- **The problem**
Set the following entries down again exactly, line by line.

──────────

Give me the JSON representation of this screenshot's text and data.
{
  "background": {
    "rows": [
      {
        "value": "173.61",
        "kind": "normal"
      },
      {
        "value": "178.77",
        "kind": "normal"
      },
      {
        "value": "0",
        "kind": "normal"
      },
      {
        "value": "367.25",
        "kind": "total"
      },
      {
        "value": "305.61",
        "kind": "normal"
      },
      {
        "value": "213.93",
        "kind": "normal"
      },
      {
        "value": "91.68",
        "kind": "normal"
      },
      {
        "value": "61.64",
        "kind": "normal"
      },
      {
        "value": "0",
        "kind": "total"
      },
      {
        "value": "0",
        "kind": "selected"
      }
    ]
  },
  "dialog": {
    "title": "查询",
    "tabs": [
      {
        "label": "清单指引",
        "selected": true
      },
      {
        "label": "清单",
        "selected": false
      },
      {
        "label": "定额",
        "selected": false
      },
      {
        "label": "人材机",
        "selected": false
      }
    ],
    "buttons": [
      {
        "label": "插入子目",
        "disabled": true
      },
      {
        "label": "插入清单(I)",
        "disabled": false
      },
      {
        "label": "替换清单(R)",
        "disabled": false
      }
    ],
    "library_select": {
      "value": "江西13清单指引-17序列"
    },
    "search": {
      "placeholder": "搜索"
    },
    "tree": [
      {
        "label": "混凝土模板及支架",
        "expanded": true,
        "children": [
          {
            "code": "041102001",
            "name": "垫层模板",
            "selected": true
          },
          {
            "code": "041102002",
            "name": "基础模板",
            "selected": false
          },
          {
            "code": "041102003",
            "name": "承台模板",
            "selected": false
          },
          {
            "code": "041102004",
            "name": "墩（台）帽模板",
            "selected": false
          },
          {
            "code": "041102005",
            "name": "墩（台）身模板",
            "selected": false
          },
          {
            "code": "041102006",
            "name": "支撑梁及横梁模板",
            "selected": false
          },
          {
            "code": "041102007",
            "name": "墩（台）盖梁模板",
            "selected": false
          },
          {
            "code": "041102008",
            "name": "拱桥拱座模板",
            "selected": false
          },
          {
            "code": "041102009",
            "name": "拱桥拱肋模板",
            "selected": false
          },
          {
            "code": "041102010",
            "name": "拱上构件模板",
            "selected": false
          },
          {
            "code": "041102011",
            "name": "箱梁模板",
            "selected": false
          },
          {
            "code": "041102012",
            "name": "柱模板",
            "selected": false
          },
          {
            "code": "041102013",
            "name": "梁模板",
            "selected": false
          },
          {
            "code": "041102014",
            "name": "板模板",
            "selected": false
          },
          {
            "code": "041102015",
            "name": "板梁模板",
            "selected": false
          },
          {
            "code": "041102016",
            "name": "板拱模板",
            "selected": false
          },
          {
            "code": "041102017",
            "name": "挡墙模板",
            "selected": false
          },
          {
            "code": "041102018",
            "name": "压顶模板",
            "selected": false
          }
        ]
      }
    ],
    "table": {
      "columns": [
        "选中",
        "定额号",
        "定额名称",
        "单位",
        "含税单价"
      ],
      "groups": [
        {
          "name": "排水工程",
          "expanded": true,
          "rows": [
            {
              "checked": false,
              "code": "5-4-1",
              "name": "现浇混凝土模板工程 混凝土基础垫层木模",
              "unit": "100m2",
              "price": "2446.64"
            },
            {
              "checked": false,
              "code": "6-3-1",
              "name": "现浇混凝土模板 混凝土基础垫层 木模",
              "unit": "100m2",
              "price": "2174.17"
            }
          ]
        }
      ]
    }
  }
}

──────────

- **Response**
Give me the JSON representation of this screenshot's text and data.
{
  "background": {
    "rows": [
      {
        "value": "173.61",
        "kind": "normal"
      },
      {
        "value": "178.77",
        "kind": "normal"
      },
      {
        "value": "0",
        "kind": "normal"
      },
      {
        "value": "367.25",
        "kind": "total"
      },
      {
        "value": "305.61",
        "kind": "normal"
      },
      {
        "value": "213.93",
        "kind": "normal"
      },
      {
        "value": "91.68",
        "kind": "normal"
      },
      {
        "value": "61.64",
        "kind": "normal"
      },
      {
        "value": "0",
        "kind": "total"
      },
      {
        "value": "0",
        "kind": "selected"
      }
    ]
  },
  "dialog": {
    "title": "查询",
    "tabs": [
      {
        "label": "清单指引",
        "selected": true
      },
      {
        "label": "清单",
        "selected": false
      },
      {
        "label": "定额",
        "selected": false
      },
      {
        "label": "人材机",
        "selected": false
      }
    ],
    "buttons": [
      {
        "label": "插入子目",
        "disabled": true
      },
      {
        "label": "插入清单(I)",
        "disabled": false
      },
      {
        "label": "替换清单(R)",
        "disabled": false
      }
    ],
    "library_select": {
      "value": "江西13清单指引-17序列"
    },
    "search": {
      "placeholder": "搜索"
    },
    "tree": [
      {
        "label": "混凝土模板及支架",
        "expanded": true,
        "children": [
          {
            "code": "041102001",
            "name": "垫层模板",
            "selected": true
          },
          {
            "code": "041102002",
            "name": "基础模板",
            "selected": false
          },
          {
            "code": "041102003",
            "name": "承台模板",
            "selected": false
          },
          {
            "code": "041102004",
            "name": "墩（台）帽模板",
            "selected": false
          },
          {
            "code": "041102005",
            "name": "墩（台）身模板",
            "selected": false
          },
          {
            "code": "041102006",
            "name": "支撑梁及横梁模板",
            "selected": false
          },
          {
            "code": "041102007",
            "name": "墩（台）盖梁模板",
            "selected": false
          },
          {
            "code": "041102008",
            "name": "拱桥拱座模板",
            "selected": false
          },
          {
            "code": "041102009",
            "name": "拱桥拱肋模板",
            "selected": false
          },
          {
            "code": "041102010",
            "name": "拱上构件模板",
            "selected": false
          },
          {
            "code": "041102011",
            "name": "箱梁模板",
            "selected": false
          },
          {
            "code": "041102012",
            "name": "柱模板",
            "selected": false
          },
          {
            "code": "041102013",
            "name": "梁模板",
            "selected": false
          },
          {
            "code": "041102014",
            "name": "板模板",
            "selected": false
          },
          {
            "code": "041102015",
            "name": "板梁模板",
            "selected": false
          },
          {
            "code": "041102016",
            "name": "板拱模板",
            "selected": false
          },
          {
            "code": "041102017",
            "name": "挡墙模板",
            "selected": false
          },
          {
            "code": "041102018",
            "name": "压顶模板",
            "selected": false
          }
        ]
      }
    ],
    "table": {
      "columns": [
        "选中",
        "定额号",
        "定额名称",
        "单位",
        "含税单价"
      ],
      "groups": [
        {
          "name": "排水工程",
          "expanded": true,
          "rows": [
            {
              "checked": false,
              "code": "5-4-1",
              "name": "现浇混凝土模板工程 混凝土基础垫层木模",
              "unit": "100m2",
              "price": "2446.64"
            },
            {
              "checked": false,
              "code": "6-3-1",
              "name": "现浇混凝土模板 混凝土基础垫层 木模",
              "unit": "100m2",
              "price": "2174.17"
            }
          ]
        }
      ]
    }
  }
}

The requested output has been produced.